What is needed: Only the number is wanted: how many lines of the data contain "JSON"?

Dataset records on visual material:
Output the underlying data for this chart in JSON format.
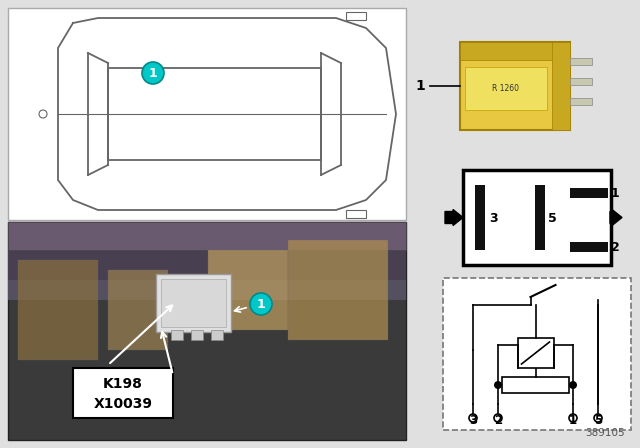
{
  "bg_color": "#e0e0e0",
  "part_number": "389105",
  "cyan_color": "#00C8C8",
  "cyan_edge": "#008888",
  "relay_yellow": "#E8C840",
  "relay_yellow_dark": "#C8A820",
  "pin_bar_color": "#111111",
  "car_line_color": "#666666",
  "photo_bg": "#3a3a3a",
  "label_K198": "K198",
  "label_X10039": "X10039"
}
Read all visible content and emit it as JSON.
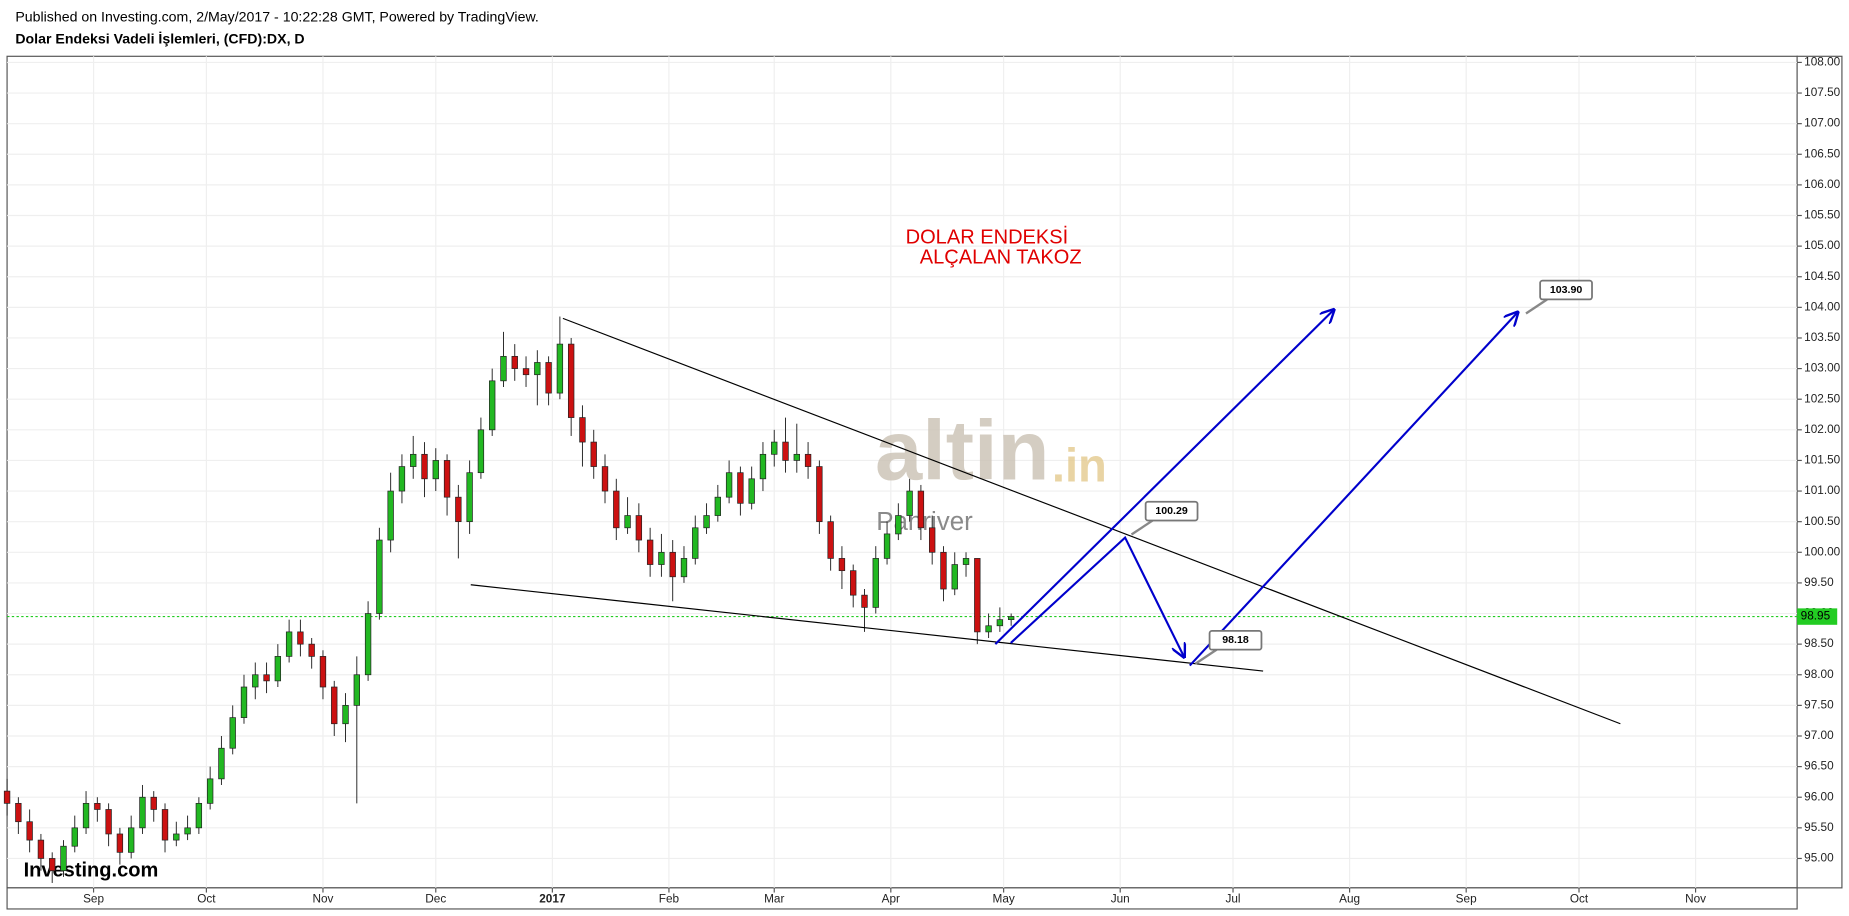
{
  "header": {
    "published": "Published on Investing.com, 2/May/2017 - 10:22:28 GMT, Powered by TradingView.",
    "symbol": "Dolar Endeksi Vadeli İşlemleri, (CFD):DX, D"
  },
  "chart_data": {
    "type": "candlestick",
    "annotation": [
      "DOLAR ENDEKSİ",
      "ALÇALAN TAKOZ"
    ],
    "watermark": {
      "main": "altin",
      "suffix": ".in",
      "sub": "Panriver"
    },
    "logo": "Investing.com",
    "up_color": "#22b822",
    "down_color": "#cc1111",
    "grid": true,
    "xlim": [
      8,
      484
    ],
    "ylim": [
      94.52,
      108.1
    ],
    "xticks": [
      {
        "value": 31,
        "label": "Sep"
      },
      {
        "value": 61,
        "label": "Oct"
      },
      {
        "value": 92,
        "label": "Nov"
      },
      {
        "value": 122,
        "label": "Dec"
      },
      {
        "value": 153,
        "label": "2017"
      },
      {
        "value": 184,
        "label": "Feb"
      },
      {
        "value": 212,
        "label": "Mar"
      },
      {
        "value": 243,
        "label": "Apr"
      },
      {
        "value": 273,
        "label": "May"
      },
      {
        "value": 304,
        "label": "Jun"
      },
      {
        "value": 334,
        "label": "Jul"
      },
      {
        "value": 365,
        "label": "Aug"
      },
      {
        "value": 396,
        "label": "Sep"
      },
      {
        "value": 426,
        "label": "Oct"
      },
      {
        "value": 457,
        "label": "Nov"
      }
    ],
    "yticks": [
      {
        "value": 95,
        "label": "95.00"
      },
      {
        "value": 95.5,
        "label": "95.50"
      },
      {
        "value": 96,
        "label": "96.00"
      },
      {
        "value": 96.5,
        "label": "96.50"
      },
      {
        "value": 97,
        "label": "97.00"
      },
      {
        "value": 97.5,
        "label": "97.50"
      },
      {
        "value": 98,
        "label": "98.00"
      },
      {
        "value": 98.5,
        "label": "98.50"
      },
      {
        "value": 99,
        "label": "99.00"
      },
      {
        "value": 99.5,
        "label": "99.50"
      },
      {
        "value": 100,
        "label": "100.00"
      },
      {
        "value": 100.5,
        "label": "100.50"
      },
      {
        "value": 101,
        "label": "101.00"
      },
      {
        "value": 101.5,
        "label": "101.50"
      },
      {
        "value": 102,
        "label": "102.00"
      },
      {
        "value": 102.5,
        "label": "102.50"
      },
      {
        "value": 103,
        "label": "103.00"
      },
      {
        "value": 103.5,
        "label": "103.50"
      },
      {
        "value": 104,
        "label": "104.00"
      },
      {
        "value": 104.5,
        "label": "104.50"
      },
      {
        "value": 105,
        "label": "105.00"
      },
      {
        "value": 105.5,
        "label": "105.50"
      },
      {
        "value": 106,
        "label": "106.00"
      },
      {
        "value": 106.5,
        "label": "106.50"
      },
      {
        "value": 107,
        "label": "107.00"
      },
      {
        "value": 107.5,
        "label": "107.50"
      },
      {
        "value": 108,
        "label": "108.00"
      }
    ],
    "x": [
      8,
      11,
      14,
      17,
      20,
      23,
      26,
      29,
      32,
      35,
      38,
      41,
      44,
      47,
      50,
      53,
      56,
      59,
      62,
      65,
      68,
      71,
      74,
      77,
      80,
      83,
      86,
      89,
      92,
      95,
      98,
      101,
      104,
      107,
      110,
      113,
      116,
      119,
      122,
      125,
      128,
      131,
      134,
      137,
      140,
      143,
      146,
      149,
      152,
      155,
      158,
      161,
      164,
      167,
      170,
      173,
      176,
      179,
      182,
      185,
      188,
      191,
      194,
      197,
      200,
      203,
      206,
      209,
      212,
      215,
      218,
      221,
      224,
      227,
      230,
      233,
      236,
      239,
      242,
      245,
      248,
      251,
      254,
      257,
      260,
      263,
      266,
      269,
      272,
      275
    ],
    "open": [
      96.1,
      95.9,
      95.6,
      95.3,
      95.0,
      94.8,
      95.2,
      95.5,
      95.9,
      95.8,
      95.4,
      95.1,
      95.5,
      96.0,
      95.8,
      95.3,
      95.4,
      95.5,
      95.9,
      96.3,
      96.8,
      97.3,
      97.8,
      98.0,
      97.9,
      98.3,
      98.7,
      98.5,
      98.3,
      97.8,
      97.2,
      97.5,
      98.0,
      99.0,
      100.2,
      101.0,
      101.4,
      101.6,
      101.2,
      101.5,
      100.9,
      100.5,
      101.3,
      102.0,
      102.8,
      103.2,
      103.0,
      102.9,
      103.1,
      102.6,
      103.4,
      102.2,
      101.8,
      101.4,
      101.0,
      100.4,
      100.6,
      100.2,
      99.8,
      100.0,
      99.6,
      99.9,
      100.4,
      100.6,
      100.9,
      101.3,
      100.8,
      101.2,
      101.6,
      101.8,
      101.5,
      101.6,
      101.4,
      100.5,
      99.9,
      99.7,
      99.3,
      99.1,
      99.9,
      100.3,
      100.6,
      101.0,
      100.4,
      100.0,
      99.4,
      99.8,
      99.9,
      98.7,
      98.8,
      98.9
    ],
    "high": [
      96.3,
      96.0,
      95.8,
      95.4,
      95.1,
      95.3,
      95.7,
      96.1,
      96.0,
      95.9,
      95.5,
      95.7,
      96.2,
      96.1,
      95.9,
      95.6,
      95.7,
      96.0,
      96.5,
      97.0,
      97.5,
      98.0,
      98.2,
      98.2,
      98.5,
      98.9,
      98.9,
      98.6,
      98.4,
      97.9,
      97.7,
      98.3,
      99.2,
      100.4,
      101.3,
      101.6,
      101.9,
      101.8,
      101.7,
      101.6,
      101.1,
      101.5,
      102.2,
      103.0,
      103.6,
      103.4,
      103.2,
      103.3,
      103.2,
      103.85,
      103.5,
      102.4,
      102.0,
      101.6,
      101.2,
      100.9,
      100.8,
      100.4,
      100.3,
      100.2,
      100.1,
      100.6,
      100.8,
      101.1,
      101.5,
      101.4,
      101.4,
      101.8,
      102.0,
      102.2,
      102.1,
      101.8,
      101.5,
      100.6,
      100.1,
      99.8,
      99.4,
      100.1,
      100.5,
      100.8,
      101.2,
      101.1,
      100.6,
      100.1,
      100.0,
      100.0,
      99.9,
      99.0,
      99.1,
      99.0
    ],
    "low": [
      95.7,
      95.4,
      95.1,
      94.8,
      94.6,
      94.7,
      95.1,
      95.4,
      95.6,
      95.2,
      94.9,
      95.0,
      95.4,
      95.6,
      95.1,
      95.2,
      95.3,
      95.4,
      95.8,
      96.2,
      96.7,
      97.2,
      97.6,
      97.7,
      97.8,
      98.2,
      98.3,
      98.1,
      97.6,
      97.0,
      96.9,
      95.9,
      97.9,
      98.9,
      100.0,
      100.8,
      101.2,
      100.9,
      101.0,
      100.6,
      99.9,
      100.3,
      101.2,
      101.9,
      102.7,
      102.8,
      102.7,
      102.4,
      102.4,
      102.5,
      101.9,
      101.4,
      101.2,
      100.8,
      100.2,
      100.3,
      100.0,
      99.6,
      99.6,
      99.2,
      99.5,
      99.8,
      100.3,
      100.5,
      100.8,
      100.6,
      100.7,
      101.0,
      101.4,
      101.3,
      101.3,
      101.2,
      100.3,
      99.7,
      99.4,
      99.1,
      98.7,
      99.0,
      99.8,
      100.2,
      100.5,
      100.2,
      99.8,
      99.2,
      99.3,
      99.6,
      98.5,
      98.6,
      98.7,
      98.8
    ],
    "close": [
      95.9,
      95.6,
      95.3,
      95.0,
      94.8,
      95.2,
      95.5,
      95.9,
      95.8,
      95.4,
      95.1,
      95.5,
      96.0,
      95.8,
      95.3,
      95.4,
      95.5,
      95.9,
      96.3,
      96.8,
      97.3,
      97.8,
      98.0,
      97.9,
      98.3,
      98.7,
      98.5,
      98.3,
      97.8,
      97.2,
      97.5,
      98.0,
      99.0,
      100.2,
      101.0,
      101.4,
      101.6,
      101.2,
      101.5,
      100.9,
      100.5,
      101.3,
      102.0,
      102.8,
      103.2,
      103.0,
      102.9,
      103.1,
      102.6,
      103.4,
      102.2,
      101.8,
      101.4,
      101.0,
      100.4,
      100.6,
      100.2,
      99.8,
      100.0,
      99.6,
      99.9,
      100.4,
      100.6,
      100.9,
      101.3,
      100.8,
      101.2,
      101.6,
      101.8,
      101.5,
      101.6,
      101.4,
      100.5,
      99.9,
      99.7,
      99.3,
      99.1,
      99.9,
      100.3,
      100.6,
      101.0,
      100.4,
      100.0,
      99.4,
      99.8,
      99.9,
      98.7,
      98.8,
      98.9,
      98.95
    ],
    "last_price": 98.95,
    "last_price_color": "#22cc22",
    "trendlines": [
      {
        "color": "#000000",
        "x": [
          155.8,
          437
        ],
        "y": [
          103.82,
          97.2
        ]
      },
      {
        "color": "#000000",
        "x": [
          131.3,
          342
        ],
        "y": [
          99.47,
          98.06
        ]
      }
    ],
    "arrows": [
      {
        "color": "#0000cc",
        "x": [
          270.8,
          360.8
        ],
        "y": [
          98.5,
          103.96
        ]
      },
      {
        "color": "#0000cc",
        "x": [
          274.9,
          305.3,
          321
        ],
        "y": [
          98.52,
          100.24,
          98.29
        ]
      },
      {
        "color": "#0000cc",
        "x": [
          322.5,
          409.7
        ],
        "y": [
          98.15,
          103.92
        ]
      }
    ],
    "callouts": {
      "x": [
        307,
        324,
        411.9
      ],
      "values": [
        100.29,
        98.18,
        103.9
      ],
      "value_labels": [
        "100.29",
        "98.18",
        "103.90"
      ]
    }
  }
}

Solution for this task: 2